*REQUEST*. Make an exact transcription of the material, leaving out all images.

Saved entries:
_ _ _

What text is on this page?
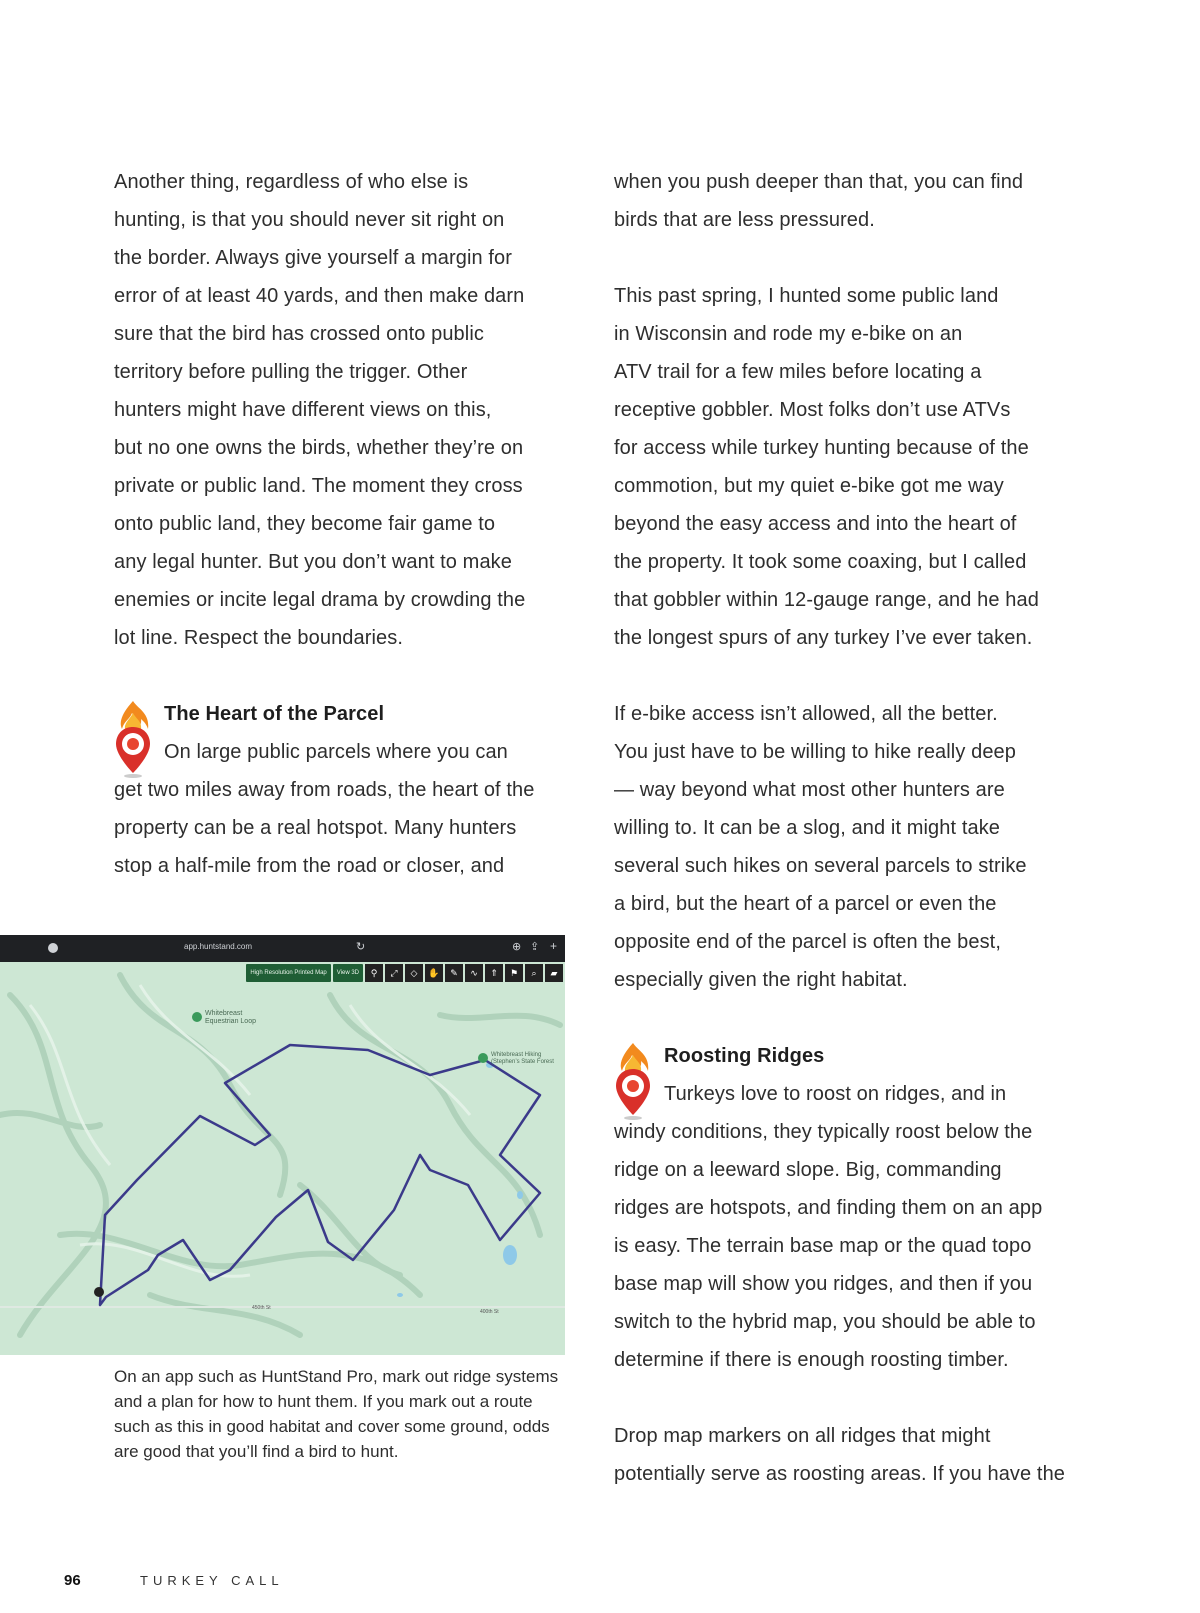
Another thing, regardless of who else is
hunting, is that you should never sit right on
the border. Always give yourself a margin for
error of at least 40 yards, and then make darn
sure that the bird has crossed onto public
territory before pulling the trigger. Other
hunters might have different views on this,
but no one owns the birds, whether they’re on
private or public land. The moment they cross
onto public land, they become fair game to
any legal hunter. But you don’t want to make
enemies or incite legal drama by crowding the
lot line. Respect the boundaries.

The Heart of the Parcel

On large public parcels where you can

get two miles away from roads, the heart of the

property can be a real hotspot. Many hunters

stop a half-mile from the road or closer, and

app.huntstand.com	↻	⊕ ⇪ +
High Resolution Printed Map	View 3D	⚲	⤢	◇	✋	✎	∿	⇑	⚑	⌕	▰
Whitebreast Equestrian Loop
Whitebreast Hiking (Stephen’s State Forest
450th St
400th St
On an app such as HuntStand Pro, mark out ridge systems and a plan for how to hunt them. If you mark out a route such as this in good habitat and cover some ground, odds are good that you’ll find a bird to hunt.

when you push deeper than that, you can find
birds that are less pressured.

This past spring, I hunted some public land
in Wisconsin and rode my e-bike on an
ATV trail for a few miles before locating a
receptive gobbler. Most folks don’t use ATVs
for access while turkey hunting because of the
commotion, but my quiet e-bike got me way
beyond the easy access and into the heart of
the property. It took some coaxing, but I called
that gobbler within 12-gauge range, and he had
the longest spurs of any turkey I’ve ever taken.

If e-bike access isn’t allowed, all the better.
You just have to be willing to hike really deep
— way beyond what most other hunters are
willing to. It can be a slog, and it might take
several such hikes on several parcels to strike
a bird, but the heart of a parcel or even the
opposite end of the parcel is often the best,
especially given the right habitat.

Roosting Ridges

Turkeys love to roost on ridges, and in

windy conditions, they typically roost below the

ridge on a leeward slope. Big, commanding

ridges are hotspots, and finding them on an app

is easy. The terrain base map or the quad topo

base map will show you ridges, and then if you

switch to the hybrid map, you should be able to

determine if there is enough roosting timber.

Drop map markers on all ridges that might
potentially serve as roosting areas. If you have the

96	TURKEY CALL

_ _ _

*RESULT FOR THIS TASK*.
What text is on this page?
Another thing, regardless of who else is
hunting, is that you should never sit right on
the border. Always give yourself a margin for
error of at least 40 yards, and then make darn
sure that the bird has crossed onto public
territory before pulling the trigger. Other
hunters might have different views on this,
but no one owns the birds, whether they’re on
private or public land. The moment they cross
onto public land, they become fair game to
any legal hunter. But you don’t want to make
enemies or incite legal drama by crowding the
lot line. Respect the boundaries.

The Heart of the Parcel

On large public parcels where you can

get two miles away from roads, the heart of the

property can be a real hotspot. Many hunters

stop a half-mile from the road or closer, and

app.huntstand.com	↻	⊕ ⇪ +
High Resolution Printed Map	View 3D	⚲	⤢	◇	✋	✎	∿	⇑	⚑	⌕	▰
Whitebreast Equestrian Loop
Whitebreast Hiking (Stephen’s State Forest
450th St
400th St
On an app such as HuntStand Pro, mark out ridge systems and a plan for how to hunt them. If you mark out a route such as this in good habitat and cover some ground, odds are good that you’ll find a bird to hunt.

when you push deeper than that, you can find
birds that are less pressured.

This past spring, I hunted some public land
in Wisconsin and rode my e-bike on an
ATV trail for a few miles before locating a
receptive gobbler. Most folks don’t use ATVs
for access while turkey hunting because of the
commotion, but my quiet e-bike got me way
beyond the easy access and into the heart of
the property. It took some coaxing, but I called
that gobbler within 12-gauge range, and he had
the longest spurs of any turkey I’ve ever taken.

If e-bike access isn’t allowed, all the better.
You just have to be willing to hike really deep
— way beyond what most other hunters are
willing to. It can be a slog, and it might take
several such hikes on several parcels to strike
a bird, but the heart of a parcel or even the
opposite end of the parcel is often the best,
especially given the right habitat.

Roosting Ridges

Turkeys love to roost on ridges, and in

windy conditions, they typically roost below the

ridge on a leeward slope. Big, commanding

ridges are hotspots, and finding them on an app

is easy. The terrain base map or the quad topo

base map will show you ridges, and then if you

switch to the hybrid map, you should be able to

determine if there is enough roosting timber.

Drop map markers on all ridges that might
potentially serve as roosting areas. If you have the

96	TURKEY CALL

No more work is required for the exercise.